Copy every line with the string "text" in it.

═══ Task inputs ═══

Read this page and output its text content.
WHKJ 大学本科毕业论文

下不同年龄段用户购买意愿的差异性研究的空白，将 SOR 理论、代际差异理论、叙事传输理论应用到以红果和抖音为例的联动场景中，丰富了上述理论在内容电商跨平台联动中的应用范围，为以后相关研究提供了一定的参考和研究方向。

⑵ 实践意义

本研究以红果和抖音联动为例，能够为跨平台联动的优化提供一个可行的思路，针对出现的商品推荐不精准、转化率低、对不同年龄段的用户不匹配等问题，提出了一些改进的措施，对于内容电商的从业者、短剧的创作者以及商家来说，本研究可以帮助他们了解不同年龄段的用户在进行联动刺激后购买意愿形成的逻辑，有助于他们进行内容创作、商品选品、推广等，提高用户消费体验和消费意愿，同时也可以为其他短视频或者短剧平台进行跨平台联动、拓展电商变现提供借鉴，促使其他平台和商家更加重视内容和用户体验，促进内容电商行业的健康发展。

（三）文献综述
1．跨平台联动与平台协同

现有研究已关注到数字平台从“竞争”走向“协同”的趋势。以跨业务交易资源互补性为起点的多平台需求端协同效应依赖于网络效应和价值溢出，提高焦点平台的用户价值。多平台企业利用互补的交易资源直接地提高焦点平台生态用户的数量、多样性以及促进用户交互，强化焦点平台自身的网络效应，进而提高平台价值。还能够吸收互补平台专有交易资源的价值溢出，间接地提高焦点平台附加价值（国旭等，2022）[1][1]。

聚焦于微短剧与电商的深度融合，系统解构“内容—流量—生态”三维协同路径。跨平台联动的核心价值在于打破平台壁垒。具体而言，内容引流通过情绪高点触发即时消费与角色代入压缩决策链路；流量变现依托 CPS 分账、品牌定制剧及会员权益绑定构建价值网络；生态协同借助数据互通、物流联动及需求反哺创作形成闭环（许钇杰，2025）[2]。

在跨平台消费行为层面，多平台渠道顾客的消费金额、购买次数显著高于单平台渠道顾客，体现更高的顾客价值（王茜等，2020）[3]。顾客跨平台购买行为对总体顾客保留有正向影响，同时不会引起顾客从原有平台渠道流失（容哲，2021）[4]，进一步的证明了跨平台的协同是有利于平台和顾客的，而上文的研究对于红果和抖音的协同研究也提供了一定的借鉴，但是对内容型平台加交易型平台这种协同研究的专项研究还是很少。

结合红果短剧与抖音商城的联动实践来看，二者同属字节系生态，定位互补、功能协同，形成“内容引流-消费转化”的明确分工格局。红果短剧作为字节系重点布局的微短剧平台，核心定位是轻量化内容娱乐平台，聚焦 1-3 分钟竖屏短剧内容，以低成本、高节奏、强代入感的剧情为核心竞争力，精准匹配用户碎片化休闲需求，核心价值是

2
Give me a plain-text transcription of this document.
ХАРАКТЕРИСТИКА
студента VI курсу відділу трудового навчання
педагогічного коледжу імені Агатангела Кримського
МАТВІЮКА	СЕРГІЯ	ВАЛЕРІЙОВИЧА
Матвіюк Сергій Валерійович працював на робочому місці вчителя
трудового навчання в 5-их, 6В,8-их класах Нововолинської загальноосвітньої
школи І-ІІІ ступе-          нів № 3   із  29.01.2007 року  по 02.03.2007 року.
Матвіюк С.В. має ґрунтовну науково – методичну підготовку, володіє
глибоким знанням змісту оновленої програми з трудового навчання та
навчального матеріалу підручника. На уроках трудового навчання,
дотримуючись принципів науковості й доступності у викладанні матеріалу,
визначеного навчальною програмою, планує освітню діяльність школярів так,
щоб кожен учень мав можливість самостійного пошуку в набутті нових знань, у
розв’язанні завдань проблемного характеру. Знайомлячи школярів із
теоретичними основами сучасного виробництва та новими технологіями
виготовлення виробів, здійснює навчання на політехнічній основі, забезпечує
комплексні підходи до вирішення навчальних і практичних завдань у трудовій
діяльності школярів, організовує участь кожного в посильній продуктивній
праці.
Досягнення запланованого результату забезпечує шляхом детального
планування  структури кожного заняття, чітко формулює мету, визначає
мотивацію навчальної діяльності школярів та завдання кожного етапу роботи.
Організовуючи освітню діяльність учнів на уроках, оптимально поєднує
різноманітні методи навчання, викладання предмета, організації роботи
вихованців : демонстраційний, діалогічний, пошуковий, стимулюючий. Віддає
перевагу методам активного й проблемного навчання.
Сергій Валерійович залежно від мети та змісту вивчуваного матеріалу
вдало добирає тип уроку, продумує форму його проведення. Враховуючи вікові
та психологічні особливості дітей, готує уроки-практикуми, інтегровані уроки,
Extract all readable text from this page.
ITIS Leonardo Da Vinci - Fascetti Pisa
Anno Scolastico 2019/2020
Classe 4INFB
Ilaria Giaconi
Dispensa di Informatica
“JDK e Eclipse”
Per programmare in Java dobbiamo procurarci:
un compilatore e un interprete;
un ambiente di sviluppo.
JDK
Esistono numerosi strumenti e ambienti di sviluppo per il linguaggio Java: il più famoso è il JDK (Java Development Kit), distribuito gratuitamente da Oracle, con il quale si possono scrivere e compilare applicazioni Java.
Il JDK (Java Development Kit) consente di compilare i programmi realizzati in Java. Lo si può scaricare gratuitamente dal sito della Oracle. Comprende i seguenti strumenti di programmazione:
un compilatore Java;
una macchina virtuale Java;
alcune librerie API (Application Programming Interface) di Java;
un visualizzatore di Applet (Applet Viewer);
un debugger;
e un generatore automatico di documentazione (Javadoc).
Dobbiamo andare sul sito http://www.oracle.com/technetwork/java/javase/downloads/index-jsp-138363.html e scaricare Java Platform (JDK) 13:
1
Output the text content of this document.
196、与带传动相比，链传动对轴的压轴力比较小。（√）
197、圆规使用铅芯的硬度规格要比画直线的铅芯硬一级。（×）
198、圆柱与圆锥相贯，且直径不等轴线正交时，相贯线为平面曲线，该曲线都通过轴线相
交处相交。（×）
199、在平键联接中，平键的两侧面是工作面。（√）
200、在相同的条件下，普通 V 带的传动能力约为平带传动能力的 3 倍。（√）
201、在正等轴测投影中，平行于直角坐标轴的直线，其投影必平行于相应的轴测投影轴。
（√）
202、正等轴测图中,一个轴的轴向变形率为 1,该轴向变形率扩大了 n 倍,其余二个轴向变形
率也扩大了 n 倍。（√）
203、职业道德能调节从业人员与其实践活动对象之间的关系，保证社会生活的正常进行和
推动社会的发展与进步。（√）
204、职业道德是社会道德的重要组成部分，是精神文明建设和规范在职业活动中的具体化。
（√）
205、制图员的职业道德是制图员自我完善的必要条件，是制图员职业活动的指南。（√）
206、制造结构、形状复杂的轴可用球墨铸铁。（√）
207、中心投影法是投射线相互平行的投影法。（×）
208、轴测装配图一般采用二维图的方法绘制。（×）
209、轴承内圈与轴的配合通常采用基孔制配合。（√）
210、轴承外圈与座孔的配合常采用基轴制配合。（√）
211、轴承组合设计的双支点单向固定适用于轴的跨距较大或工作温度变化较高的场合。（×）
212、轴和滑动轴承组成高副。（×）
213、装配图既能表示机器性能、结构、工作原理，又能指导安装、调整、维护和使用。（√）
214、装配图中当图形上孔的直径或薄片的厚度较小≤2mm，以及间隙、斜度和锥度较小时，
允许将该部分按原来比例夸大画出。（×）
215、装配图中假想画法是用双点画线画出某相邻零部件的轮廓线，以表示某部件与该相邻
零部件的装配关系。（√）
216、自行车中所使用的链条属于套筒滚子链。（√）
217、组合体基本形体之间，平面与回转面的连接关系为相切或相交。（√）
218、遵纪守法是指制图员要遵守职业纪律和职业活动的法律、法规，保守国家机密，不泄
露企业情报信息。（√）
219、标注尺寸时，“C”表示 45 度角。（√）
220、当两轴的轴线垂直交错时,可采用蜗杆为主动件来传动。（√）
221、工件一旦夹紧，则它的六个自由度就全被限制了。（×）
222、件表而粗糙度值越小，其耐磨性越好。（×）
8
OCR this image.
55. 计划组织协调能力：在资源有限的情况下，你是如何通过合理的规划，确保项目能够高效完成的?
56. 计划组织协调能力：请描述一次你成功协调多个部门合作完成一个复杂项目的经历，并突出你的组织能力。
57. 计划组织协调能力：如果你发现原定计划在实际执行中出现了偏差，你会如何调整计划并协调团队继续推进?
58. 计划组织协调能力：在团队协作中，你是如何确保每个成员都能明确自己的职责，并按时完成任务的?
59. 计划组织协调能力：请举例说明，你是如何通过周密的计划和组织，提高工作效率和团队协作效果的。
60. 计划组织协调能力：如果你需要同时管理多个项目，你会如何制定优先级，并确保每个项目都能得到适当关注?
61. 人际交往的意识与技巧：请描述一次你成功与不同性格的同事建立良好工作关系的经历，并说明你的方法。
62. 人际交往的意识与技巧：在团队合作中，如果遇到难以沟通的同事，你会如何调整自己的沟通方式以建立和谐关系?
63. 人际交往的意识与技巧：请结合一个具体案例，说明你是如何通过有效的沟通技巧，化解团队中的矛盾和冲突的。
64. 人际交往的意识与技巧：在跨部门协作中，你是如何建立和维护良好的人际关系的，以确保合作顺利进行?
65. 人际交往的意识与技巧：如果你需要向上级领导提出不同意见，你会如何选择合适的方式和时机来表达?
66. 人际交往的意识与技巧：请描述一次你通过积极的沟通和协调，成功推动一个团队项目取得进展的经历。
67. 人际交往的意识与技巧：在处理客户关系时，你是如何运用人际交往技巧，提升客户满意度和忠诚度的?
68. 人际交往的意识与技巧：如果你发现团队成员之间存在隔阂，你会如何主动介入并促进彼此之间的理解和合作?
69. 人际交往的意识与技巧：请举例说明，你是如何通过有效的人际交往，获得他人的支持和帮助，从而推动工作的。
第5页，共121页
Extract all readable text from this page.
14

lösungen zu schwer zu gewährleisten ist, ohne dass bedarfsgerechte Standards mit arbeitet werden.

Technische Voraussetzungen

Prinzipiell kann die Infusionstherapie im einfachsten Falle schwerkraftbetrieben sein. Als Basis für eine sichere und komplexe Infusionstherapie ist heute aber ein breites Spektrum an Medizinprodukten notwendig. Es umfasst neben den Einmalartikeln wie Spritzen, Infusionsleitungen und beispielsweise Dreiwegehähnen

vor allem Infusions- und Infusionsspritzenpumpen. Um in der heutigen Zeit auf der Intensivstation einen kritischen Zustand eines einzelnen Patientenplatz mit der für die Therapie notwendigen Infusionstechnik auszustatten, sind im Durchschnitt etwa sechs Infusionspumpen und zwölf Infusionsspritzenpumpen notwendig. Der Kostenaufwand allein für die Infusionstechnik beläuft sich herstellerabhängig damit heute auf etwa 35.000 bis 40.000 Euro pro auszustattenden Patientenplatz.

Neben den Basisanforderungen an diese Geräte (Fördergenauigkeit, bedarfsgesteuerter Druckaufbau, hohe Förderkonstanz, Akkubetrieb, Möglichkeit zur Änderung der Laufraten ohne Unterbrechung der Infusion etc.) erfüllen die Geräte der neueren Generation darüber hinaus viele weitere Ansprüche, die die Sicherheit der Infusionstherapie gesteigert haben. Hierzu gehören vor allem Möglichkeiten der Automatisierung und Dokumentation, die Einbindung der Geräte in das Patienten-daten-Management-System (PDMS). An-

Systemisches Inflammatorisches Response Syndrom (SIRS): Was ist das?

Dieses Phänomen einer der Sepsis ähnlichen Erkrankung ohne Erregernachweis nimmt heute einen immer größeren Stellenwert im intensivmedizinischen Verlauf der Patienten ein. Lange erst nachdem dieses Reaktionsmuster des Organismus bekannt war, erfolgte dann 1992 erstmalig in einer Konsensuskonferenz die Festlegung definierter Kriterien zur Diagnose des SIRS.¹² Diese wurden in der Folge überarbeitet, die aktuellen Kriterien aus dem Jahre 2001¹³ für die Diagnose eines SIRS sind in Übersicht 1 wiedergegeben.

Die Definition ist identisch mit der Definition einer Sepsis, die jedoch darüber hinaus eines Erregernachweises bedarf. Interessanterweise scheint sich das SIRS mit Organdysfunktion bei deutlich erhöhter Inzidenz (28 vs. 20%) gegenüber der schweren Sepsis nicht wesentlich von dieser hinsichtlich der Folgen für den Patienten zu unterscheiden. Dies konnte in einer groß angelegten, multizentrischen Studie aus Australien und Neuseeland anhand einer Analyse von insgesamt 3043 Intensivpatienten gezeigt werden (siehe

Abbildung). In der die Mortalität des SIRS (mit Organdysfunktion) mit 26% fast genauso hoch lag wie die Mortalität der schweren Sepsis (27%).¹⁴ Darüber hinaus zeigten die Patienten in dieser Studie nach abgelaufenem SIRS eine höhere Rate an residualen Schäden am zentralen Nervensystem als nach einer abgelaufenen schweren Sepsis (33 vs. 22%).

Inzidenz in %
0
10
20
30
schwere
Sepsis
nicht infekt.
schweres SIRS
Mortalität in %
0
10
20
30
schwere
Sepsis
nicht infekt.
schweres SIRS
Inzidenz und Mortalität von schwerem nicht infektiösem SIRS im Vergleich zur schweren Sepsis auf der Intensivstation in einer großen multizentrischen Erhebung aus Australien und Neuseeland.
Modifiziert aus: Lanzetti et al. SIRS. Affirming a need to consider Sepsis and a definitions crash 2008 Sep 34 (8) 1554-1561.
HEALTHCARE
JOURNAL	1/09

═══

• _Output of the exercise_:
Read this page and output its text content.
Give me a plain-text transcription of this document.
Extract all readable text from this page.
Output the text content of this document.
Extract all readable text from this page.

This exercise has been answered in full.